═══ Supplied records

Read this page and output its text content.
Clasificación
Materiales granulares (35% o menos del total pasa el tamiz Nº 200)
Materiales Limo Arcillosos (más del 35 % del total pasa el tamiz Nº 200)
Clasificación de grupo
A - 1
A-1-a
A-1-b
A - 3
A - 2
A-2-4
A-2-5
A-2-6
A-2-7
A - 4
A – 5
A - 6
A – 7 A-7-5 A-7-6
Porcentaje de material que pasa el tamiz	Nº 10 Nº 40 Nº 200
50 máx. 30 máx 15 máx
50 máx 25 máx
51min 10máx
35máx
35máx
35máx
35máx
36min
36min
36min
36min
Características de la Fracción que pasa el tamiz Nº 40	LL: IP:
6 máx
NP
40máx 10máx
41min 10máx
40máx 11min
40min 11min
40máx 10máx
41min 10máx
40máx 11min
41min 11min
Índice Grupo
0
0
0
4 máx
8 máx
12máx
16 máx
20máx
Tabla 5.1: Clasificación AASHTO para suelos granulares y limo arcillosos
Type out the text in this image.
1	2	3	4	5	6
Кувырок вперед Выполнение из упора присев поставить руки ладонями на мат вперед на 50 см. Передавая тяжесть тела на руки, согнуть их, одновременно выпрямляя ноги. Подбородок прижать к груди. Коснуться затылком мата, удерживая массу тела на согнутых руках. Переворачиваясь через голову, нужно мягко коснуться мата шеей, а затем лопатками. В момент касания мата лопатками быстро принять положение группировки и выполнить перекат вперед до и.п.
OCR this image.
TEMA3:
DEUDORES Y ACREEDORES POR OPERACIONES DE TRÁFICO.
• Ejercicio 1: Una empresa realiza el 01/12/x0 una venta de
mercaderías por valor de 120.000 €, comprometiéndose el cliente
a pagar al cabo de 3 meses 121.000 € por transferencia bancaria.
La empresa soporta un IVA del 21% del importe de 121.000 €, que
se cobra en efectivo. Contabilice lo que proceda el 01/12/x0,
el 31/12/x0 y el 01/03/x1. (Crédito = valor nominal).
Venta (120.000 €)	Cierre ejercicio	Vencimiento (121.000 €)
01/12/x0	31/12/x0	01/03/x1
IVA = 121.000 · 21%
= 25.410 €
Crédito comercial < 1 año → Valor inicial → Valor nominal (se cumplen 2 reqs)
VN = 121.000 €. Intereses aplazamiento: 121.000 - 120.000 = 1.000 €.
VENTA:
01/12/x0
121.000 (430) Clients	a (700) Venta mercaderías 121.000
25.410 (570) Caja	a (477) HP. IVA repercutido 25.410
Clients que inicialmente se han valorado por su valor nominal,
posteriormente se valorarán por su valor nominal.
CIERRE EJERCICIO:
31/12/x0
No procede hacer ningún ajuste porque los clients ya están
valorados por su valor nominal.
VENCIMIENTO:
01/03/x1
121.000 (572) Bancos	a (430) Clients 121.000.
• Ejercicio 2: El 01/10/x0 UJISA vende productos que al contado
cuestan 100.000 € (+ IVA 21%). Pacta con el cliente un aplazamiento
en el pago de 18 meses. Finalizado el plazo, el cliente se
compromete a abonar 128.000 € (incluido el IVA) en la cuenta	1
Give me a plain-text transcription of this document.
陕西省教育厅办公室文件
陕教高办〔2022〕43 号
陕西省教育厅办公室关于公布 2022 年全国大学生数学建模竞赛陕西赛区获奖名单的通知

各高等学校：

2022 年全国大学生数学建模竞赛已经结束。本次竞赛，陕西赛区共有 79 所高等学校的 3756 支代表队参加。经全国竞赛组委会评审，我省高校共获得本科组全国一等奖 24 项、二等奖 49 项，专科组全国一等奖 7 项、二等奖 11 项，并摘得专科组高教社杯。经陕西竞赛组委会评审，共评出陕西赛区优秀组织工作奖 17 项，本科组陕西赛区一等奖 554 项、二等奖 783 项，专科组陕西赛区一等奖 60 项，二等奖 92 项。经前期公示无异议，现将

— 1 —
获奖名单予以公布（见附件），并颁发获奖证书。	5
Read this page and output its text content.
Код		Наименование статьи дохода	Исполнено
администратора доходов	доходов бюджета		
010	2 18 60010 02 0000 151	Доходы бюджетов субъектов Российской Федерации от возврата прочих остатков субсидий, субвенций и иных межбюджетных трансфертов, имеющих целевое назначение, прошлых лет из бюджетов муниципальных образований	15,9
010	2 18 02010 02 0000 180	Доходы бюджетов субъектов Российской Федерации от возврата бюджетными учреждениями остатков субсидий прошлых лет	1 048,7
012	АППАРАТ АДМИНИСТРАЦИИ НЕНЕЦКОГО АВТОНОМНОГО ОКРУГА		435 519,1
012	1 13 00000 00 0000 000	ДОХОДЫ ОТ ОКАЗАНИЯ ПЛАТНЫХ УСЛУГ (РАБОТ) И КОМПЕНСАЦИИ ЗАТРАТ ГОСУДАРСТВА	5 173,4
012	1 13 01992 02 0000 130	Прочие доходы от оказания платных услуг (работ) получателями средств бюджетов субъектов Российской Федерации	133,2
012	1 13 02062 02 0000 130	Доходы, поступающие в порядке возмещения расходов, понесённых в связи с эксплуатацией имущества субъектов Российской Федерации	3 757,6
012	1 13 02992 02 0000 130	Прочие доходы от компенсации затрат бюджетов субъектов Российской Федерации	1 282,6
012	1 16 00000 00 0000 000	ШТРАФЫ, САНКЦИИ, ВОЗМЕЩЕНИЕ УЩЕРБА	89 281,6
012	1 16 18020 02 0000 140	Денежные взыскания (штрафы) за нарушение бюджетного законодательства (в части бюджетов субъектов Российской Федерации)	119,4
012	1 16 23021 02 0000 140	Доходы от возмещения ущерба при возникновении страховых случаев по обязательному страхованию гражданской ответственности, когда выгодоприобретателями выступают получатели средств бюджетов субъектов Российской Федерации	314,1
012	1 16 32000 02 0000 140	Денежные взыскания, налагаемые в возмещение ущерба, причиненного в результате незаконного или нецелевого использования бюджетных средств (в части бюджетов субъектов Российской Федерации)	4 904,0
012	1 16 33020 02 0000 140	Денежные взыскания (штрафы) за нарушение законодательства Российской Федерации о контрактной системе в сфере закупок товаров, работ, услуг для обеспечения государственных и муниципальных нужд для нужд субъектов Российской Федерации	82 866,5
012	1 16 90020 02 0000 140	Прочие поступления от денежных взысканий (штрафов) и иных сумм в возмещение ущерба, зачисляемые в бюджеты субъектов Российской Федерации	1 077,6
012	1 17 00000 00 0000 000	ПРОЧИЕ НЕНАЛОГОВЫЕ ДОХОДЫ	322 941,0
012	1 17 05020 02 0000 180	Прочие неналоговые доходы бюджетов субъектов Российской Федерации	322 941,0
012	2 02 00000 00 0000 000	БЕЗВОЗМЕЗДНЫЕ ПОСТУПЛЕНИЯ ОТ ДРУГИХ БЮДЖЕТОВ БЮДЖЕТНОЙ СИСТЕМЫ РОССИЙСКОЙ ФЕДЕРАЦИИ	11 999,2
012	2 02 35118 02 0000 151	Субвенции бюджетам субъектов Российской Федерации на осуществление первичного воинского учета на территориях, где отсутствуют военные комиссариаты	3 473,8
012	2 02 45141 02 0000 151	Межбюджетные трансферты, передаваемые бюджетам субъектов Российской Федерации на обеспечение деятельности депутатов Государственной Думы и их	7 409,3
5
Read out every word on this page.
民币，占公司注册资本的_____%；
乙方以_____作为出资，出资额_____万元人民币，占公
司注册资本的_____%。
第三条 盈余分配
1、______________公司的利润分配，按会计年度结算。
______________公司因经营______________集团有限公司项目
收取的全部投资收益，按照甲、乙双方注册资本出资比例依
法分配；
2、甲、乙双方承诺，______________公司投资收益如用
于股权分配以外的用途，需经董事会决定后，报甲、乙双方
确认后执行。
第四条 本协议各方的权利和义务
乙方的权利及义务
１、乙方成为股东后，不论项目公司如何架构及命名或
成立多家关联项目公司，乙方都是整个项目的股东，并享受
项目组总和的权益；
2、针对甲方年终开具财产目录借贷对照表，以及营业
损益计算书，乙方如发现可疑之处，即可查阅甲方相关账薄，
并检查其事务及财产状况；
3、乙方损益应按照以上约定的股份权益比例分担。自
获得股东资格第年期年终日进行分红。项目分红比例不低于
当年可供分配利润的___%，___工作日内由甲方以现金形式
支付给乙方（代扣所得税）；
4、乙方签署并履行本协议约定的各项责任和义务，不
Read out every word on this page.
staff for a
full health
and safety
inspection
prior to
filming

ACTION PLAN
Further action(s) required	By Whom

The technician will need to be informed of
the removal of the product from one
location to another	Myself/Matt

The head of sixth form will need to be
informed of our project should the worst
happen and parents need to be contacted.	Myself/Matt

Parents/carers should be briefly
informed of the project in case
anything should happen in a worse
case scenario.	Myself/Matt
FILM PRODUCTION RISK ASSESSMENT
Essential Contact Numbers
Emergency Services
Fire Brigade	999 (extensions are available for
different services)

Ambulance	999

══════

● **Problem to solve**
List every line above that contains the word "pasa".

● **Written answer**
Materiales granulares (35% o menos del total pasa el tamiz Nº 200)
Materiales Limo Arcillosos (más del 35 % del total pasa el tamiz Nº 200)
Porcentaje de material que pasa el tamiz	Nº 10 Nº 40 Nº 200
Características de la Fracción que pasa el tamiz Nº 40	LL: IP:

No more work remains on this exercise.